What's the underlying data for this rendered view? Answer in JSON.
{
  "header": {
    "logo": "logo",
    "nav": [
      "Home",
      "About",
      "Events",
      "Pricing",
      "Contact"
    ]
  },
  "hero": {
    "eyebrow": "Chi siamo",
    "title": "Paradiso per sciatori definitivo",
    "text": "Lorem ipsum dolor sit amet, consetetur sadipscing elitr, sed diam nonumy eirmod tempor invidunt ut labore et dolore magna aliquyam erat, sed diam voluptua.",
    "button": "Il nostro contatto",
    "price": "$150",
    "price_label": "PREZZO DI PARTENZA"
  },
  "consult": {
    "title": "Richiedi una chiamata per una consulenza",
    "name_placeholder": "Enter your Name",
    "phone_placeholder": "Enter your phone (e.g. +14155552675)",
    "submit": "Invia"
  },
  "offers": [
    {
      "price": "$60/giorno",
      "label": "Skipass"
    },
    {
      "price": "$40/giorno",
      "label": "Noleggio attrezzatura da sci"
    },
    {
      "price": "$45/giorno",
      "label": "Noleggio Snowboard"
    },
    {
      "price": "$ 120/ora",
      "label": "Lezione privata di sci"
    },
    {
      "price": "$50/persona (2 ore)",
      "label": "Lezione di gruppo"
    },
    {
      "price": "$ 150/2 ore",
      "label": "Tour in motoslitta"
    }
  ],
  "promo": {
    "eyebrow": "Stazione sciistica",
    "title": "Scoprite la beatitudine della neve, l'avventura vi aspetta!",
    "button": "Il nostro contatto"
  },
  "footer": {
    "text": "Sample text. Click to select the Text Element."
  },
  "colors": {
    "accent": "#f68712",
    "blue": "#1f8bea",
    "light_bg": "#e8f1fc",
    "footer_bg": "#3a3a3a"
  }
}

== == ==

### Task objective
Extract, from the material above, each line holding the word "Enter".

### Full solution
    "name_placeholder": "Enter your Name",
    "phone_placeholder": "Enter your phone (e.g. +14155552675)",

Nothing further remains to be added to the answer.